» **Written request**
Find the lines holding the word "down" and collect them.

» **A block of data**
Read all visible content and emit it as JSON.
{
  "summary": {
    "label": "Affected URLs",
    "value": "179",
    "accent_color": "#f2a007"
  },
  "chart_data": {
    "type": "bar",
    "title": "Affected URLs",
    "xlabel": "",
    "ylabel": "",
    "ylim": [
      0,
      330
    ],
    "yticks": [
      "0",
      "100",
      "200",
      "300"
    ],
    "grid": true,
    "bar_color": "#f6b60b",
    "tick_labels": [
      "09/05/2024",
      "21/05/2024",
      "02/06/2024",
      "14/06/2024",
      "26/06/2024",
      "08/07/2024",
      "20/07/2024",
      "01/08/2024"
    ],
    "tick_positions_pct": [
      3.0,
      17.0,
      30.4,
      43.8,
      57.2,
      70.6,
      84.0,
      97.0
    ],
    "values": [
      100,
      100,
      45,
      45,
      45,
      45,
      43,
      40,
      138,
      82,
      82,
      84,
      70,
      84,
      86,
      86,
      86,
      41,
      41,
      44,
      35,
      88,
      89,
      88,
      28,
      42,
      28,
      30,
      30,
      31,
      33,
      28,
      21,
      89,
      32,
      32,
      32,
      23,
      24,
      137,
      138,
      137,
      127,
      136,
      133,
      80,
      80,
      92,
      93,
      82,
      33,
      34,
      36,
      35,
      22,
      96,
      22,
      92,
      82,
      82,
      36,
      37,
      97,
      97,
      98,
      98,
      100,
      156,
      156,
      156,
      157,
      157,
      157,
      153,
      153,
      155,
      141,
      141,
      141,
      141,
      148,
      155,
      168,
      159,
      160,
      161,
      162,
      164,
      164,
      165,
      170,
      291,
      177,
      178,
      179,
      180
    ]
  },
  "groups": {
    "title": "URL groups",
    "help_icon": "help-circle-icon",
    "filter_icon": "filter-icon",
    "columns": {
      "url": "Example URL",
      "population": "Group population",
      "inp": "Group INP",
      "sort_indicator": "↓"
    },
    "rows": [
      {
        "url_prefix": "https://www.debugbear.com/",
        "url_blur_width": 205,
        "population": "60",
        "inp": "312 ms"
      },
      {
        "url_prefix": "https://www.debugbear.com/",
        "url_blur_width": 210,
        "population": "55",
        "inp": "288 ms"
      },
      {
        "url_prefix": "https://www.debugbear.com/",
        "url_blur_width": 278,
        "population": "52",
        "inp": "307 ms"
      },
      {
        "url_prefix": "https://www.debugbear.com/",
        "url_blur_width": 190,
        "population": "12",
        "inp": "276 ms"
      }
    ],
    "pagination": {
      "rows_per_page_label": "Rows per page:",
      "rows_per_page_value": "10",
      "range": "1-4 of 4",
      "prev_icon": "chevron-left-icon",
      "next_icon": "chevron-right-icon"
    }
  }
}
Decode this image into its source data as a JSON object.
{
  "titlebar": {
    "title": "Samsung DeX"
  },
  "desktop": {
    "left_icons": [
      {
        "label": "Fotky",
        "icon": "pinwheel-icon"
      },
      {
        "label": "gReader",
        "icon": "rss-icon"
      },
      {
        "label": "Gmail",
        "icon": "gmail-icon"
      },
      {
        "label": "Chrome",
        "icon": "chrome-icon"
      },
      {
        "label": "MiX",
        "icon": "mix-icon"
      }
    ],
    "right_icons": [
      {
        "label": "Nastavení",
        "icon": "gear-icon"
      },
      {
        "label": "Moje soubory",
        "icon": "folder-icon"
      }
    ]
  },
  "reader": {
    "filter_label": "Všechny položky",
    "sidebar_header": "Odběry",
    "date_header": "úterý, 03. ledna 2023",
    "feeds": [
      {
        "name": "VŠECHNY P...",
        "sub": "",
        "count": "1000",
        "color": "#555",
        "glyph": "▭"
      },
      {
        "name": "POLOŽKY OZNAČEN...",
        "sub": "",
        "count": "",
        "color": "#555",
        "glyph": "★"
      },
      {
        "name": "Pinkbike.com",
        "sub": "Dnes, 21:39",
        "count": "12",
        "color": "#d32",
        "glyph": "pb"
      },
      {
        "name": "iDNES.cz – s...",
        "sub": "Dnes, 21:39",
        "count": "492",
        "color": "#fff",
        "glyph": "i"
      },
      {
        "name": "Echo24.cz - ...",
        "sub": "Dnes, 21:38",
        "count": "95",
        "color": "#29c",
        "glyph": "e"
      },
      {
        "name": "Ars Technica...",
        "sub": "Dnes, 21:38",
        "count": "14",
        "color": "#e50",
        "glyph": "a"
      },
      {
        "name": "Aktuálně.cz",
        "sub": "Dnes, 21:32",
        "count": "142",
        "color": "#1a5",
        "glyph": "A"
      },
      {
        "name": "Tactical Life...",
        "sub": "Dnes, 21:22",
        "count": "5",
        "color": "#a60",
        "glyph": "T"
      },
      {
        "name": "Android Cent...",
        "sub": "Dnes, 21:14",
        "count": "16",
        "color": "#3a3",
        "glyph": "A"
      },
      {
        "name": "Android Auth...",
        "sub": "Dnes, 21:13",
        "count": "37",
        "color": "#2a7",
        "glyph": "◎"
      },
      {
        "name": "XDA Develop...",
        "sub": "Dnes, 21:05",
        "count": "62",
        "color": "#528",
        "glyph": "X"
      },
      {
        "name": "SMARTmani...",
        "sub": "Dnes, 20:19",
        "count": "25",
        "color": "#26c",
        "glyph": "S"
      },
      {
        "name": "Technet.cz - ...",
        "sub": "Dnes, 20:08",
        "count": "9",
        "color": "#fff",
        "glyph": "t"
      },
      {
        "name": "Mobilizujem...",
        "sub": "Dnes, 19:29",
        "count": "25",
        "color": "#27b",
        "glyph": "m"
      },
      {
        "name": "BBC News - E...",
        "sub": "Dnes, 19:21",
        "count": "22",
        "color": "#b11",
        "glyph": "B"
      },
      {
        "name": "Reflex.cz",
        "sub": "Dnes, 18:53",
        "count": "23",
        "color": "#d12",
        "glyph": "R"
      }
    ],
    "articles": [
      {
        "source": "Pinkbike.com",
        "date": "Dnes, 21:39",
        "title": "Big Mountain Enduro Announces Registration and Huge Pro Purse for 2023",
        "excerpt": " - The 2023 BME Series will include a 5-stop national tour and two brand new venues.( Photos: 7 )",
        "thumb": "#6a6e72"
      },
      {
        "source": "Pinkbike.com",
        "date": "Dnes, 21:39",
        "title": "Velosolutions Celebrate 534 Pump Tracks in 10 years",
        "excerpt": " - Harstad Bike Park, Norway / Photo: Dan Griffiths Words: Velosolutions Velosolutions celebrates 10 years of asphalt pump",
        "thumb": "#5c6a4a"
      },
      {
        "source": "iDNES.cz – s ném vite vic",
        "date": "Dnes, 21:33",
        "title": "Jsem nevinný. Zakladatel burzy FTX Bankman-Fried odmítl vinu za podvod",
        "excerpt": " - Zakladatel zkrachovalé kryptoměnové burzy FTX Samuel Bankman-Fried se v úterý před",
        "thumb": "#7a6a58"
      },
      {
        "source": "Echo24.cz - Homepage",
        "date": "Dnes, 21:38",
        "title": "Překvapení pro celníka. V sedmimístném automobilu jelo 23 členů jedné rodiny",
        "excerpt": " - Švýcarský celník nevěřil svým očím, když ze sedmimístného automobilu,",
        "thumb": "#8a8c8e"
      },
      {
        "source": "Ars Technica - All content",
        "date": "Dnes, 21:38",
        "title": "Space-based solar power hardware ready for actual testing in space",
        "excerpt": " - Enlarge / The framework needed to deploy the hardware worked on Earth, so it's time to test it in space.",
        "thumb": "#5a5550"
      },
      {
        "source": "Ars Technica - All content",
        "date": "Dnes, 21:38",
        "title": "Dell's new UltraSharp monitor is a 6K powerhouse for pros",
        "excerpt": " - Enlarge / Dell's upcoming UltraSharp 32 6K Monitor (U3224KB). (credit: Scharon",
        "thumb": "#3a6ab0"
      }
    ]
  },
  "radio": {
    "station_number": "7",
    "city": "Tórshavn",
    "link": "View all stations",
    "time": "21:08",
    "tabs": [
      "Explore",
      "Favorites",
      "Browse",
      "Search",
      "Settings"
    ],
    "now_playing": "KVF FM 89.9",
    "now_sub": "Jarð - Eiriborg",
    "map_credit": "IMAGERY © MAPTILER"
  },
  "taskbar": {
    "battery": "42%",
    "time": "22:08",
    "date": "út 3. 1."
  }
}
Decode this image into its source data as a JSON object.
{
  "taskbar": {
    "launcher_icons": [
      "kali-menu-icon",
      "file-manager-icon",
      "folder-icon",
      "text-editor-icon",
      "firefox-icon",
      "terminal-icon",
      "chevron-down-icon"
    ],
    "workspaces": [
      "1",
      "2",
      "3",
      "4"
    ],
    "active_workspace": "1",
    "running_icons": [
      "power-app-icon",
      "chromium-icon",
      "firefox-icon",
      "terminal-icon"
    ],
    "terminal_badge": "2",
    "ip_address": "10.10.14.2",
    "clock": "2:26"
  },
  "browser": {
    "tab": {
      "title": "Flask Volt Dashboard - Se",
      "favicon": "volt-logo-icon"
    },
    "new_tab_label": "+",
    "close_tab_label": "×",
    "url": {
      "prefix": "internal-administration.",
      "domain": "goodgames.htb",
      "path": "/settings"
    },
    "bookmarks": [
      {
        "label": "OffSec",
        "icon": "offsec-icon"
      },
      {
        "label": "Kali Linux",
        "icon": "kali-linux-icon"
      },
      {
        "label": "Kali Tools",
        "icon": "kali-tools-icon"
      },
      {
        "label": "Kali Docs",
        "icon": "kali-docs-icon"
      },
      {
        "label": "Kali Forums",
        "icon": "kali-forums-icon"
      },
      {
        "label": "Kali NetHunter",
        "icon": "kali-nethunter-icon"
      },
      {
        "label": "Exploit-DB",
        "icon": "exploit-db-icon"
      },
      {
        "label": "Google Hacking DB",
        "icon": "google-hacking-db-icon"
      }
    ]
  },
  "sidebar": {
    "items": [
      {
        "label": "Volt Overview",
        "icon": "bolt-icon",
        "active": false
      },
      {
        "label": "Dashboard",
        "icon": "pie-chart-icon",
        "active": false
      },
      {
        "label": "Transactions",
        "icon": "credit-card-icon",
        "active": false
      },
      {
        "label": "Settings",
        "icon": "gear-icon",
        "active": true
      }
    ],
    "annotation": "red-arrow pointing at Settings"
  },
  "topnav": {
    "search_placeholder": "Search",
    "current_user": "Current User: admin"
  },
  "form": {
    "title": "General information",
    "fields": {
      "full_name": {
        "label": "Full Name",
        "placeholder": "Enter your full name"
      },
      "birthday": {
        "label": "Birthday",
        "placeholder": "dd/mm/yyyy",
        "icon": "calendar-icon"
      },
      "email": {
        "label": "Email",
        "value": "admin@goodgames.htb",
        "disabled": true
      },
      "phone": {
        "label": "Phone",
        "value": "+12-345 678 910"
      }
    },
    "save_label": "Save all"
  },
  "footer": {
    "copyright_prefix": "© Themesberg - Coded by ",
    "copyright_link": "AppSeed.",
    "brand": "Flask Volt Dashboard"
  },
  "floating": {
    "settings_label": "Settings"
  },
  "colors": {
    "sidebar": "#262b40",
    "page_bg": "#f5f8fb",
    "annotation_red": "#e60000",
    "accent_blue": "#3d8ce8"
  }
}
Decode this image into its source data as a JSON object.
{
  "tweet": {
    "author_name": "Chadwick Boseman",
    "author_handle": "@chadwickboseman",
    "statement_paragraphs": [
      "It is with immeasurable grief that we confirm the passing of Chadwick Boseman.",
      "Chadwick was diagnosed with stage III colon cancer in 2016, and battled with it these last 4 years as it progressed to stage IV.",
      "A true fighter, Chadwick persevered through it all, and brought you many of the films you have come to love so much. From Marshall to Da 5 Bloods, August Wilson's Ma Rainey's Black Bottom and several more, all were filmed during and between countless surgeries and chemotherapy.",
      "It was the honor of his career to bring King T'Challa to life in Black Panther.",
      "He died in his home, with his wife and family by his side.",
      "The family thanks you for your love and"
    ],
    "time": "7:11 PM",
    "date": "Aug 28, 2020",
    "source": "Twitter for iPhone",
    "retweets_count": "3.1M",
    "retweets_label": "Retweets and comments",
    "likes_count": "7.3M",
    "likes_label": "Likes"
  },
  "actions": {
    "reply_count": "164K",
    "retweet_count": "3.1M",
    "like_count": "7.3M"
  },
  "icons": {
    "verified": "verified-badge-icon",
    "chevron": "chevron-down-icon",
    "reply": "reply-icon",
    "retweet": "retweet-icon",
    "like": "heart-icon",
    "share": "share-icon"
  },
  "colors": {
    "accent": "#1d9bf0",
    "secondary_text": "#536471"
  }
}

» **Answer**
      "chevron-down-icon"
    "chevron": "chevron-down-icon",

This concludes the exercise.